Instructions to follow =>
Your answer is a single number: how many lines hold the word "indicates"?

___ Stored rows

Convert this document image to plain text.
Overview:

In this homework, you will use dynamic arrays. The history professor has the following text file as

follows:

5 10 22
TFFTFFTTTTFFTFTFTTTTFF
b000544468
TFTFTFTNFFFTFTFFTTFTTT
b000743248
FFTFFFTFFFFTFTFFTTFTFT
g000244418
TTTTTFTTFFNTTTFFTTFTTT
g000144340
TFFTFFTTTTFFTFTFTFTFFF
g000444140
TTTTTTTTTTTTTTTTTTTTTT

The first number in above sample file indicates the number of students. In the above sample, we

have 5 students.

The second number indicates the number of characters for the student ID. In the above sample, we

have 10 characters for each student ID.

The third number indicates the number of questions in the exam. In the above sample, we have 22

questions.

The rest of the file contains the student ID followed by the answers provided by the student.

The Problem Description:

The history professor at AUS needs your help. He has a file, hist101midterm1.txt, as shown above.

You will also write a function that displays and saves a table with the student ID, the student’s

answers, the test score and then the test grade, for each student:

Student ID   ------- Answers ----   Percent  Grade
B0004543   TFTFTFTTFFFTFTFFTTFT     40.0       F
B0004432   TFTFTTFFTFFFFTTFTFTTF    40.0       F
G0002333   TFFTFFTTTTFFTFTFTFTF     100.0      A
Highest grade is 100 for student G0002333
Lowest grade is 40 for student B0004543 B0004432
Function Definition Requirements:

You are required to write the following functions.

______

Answer to the exercise =>
3